_Goal_
Your task is to transcribe all the entries exactly, excluding pictures.

_Data section_
+ + + + + + +

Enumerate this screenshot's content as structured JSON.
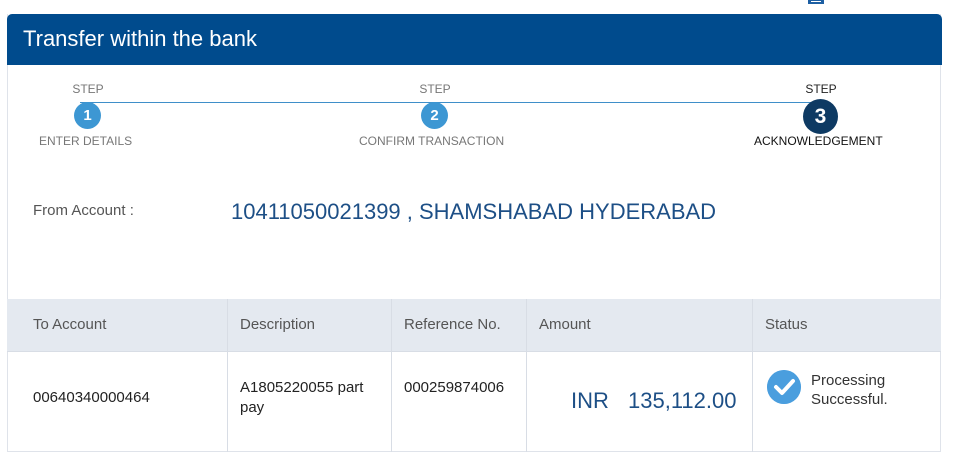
{
  "panel": {
    "title": "Transfer within the bank"
  },
  "stepper": {
    "step_word": "STEP",
    "steps": [
      {
        "number": "1",
        "label": "ENTER DETAILS",
        "state": "done"
      },
      {
        "number": "2",
        "label": "CONFIRM TRANSACTION",
        "state": "done"
      },
      {
        "number": "3",
        "label": "ACKNOWLEDGEMENT",
        "state": "active"
      }
    ]
  },
  "from_account": {
    "label": "From Account :",
    "value": "10411050021399 , SHAMSHABAD HYDERABAD"
  },
  "table": {
    "headers": [
      "To Account",
      "Description",
      "Reference No.",
      "Amount",
      "Status"
    ],
    "row": {
      "to_account": "00640340000464",
      "description_line1": "A1805220055 part",
      "description_line2": "pay",
      "reference_no": "000259874006",
      "currency": "INR",
      "amount": "135,112.00",
      "status_line1": "Processing",
      "status_line2": "Successful."
    }
  },
  "colors": {
    "header_bg": "#004b8d",
    "step_done": "#3d97d3",
    "step_active": "#0e3a63",
    "accent_text": "#1d4f86",
    "status_check": "#4a9ede"
  }
}
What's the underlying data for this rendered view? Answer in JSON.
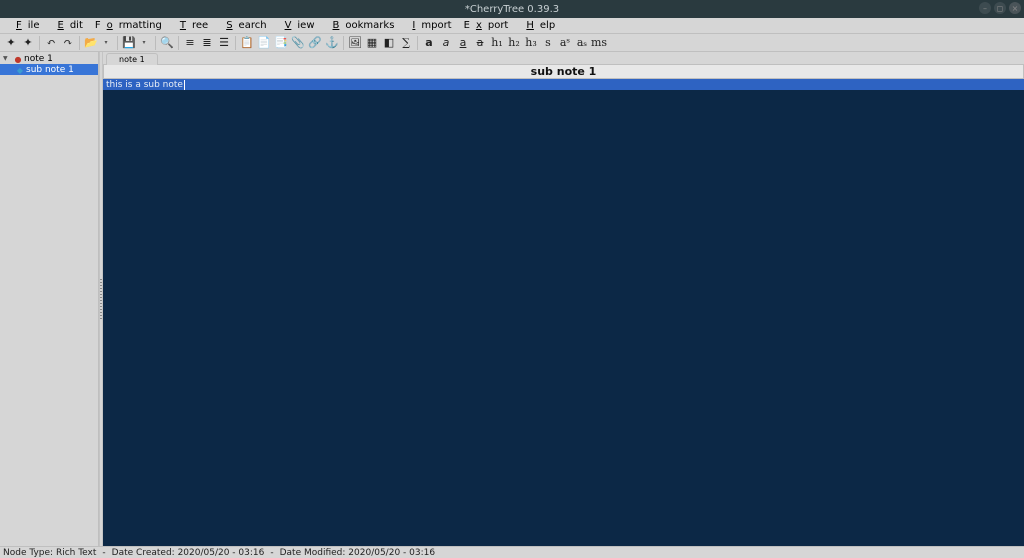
{
  "window": {
    "title": "*CherryTree 0.39.3"
  },
  "menubar": {
    "items": [
      "File",
      "Edit",
      "Formatting",
      "Tree",
      "Search",
      "View",
      "Bookmarks",
      "Import",
      "Export",
      "Help"
    ],
    "mnemonic_index": [
      0,
      0,
      1,
      0,
      0,
      0,
      0,
      0,
      1,
      0
    ]
  },
  "toolbar_groups": [
    [
      "node-add",
      "node-remove"
    ],
    [
      "undo",
      "redo"
    ],
    [
      "open",
      "dropdown-arrow"
    ],
    [
      "save",
      "dropdown-arrow"
    ],
    [
      "find"
    ],
    [
      "list-bullet",
      "list-number",
      "list-todo"
    ],
    [
      "copy",
      "paste",
      "clipboard",
      "attach",
      "link",
      "anchor"
    ],
    [
      "image",
      "table",
      "codebox",
      "equation"
    ],
    [
      "format-bold",
      "format-italic",
      "format-underline",
      "format-strikethrough",
      "h1",
      "h2",
      "h3",
      "small",
      "superscript",
      "subscript",
      "monospace"
    ]
  ],
  "toolbar_glyphs": {
    "node-add": "✦",
    "node-remove": "✦",
    "undo": "↶",
    "redo": "↷",
    "open": "📂",
    "save": "💾",
    "find": "🔍",
    "list-bullet": "≡",
    "list-number": "≣",
    "list-todo": "☰",
    "copy": "📋",
    "paste": "📄",
    "clipboard": "📑",
    "attach": "📎",
    "link": "🔗",
    "anchor": "⚓",
    "image": "🖼",
    "table": "▦",
    "codebox": "◧",
    "equation": "∑",
    "format-bold": "a",
    "format-italic": "a",
    "format-underline": "a",
    "format-strikethrough": "a",
    "h1": "h₁",
    "h2": "h₂",
    "h3": "h₃",
    "small": "s",
    "superscript": "aˢ",
    "subscript": "aₛ",
    "monospace": "ms",
    "dropdown-arrow": "▾"
  },
  "tree": {
    "root": {
      "label": "note 1",
      "expanded": true
    },
    "child": {
      "label": "sub note 1",
      "selected": true
    }
  },
  "tabs": [
    {
      "label": "note 1"
    }
  ],
  "node_header": "sub note 1",
  "editor": {
    "text": "this is a sub note"
  },
  "statusbar": {
    "node_type_label": "Node Type:",
    "node_type_value": "Rich Text",
    "date_created_label": "Date Created:",
    "date_created_value": "2020/05/20 - 03:16",
    "date_modified_label": "Date Modified:",
    "date_modified_value": "2020/05/20 - 03:16",
    "sep": "-"
  }
}
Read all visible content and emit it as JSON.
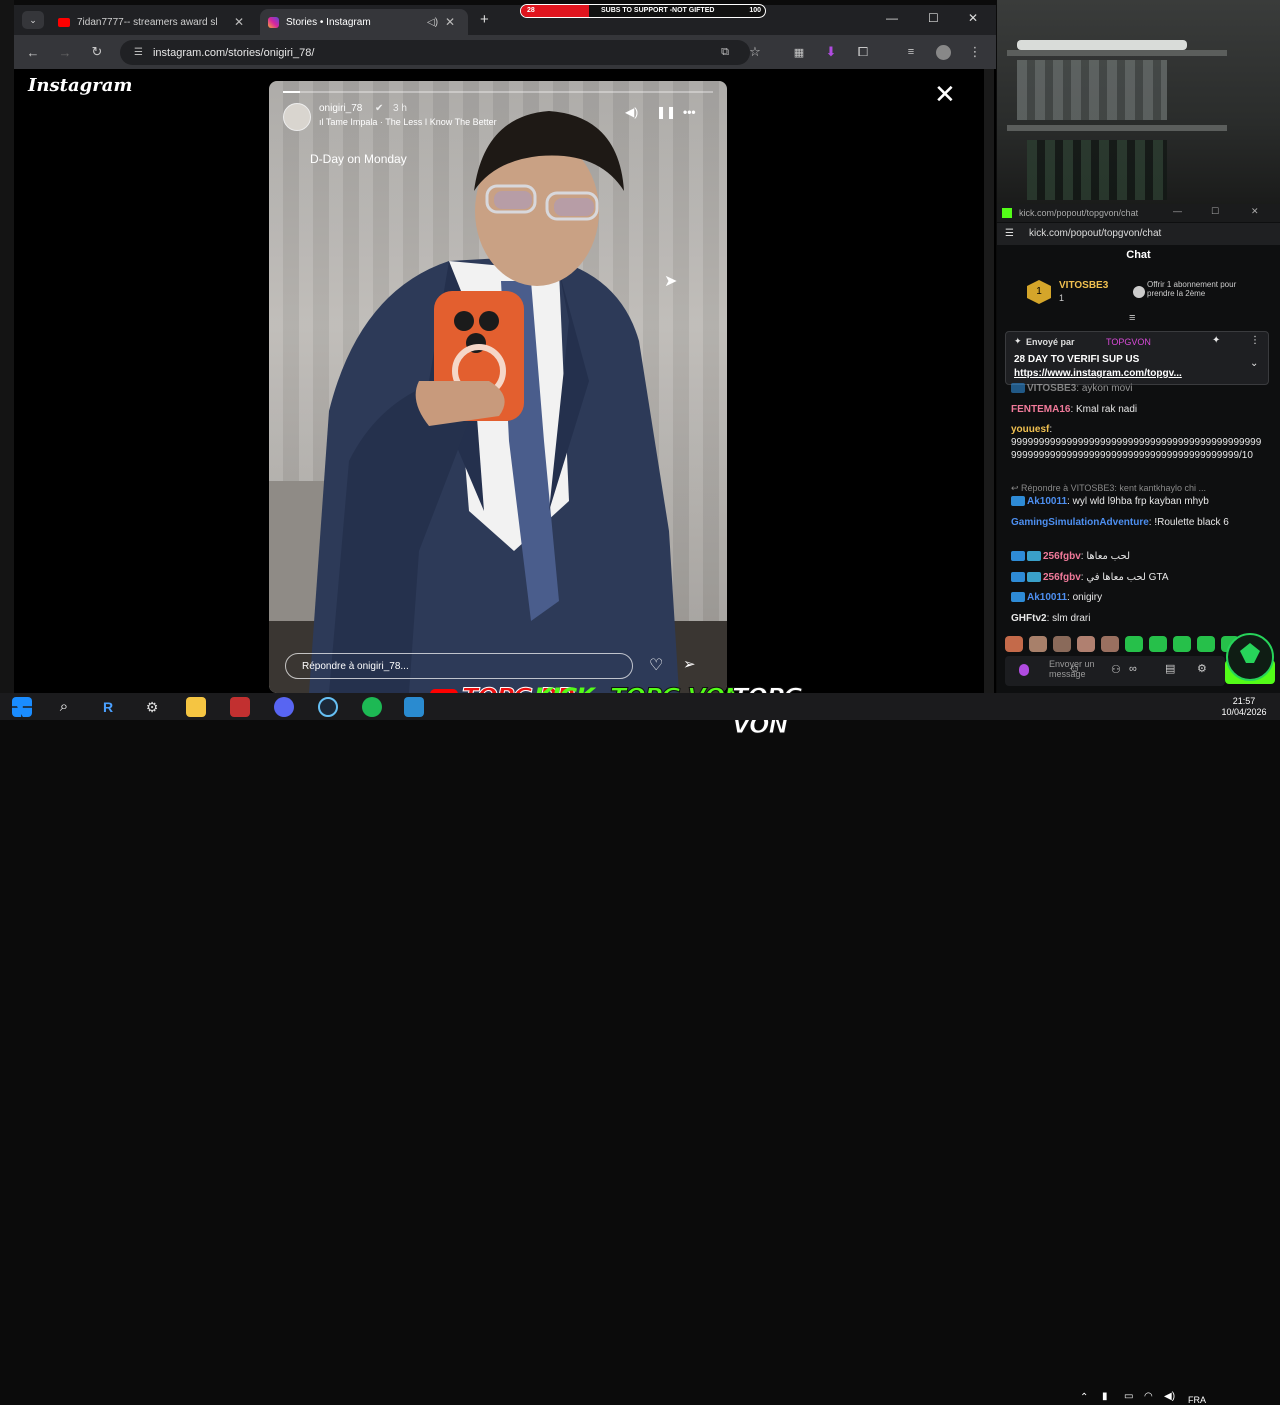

+ + + + + + +

_Solution_
Enumerate this screenshot's content as structured JSON.
{
  "panel": {
    "title": "Transfer within the bank"
  },
  "stepper": {
    "step_word": "STEP",
    "steps": [
      {
        "number": "1",
        "label": "ENTER DETAILS",
        "state": "done"
      },
      {
        "number": "2",
        "label": "CONFIRM TRANSACTION",
        "state": "done"
      },
      {
        "number": "3",
        "label": "ACKNOWLEDGEMENT",
        "state": "active"
      }
    ]
  },
  "from_account": {
    "label": "From Account :",
    "value": "10411050021399 , SHAMSHABAD HYDERABAD"
  },
  "table": {
    "headers": [
      "To Account",
      "Description",
      "Reference No.",
      "Amount",
      "Status"
    ],
    "row": {
      "to_account": "00640340000464",
      "description_line1": "A1805220055 part",
      "description_line2": "pay",
      "reference_no": "000259874006",
      "currency": "INR",
      "amount": "135,112.00",
      "status_line1": "Processing",
      "status_line2": "Successful."
    }
  },
  "colors": {
    "header_bg": "#004b8d",
    "step_done": "#3d97d3",
    "step_active": "#0e3a63",
    "accent_text": "#1d4f86",
    "status_check": "#4a9ede"
  }
}
What's the underlying data for this rendered view? Answer in JSON.
{
  "window": {
    "title": "*CherryTree 0.39.3"
  },
  "menubar": {
    "items": [
      "File",
      "Edit",
      "Formatting",
      "Tree",
      "Search",
      "View",
      "Bookmarks",
      "Import",
      "Export",
      "Help"
    ],
    "mnemonic_index": [
      0,
      0,
      1,
      0,
      0,
      0,
      0,
      0,
      1,
      0
    ]
  },
  "toolbar_groups": [
    [
      "node-add",
      "node-remove"
    ],
    [
      "undo",
      "redo"
    ],
    [
      "open",
      "dropdown-arrow"
    ],
    [
      "save",
      "dropdown-arrow"
    ],
    [
      "find"
    ],
    [
      "list-bullet",
      "list-number",
      "list-todo"
    ],
    [
      "copy",
      "paste",
      "clipboard",
      "attach",
      "link",
      "anchor"
    ],
    [
      "image",
      "table",
      "codebox",
      "equation"
    ],
    [
      "format-bold",
      "format-italic",
      "format-underline",
      "format-strikethrough",
      "h1",
      "h2",
      "h3",
      "small",
      "superscript",
      "subscript",
      "monospace"
    ]
  ],
  "toolbar_glyphs": {
    "node-add": "✦",
    "node-remove": "✦",
    "undo": "↶",
    "redo": "↷",
    "open": "📂",
    "save": "💾",
    "find": "🔍",
    "list-bullet": "≡",
    "list-number": "≣",
    "list-todo": "☰",
    "copy": "📋",
    "paste": "📄",
    "clipboard": "📑",
    "attach": "📎",
    "link": "🔗",
    "anchor": "⚓",
    "image": "🖼",
    "table": "▦",
    "codebox": "◧",
    "equation": "∑",
    "format-bold": "a",
    "format-italic": "a",
    "format-underline": "a",
    "format-strikethrough": "a",
    "h1": "h₁",
    "h2": "h₂",
    "h3": "h₃",
    "small": "s",
    "superscript": "aˢ",
    "subscript": "aₛ",
    "monospace": "ms",
    "dropdown-arrow": "▾"
  },
  "tree": {
    "root": {
      "label": "note 1",
      "expanded": true
    },
    "child": {
      "label": "sub note 1",
      "selected": true
    }
  },
  "tabs": [
    {
      "label": "note 1"
    }
  ],
  "node_header": "sub note 1",
  "editor": {
    "text": "this is a sub note"
  },
  "statusbar": {
    "node_type_label": "Node Type:",
    "node_type_value": "Rich Text",
    "date_created_label": "Date Created:",
    "date_created_value": "2020/05/20 - 03:16",
    "date_modified_label": "Date Modified:",
    "date_modified_value": "2020/05/20 - 03:16",
    "sep": "-"
  }
}
Read all visible content and emit it as JSON.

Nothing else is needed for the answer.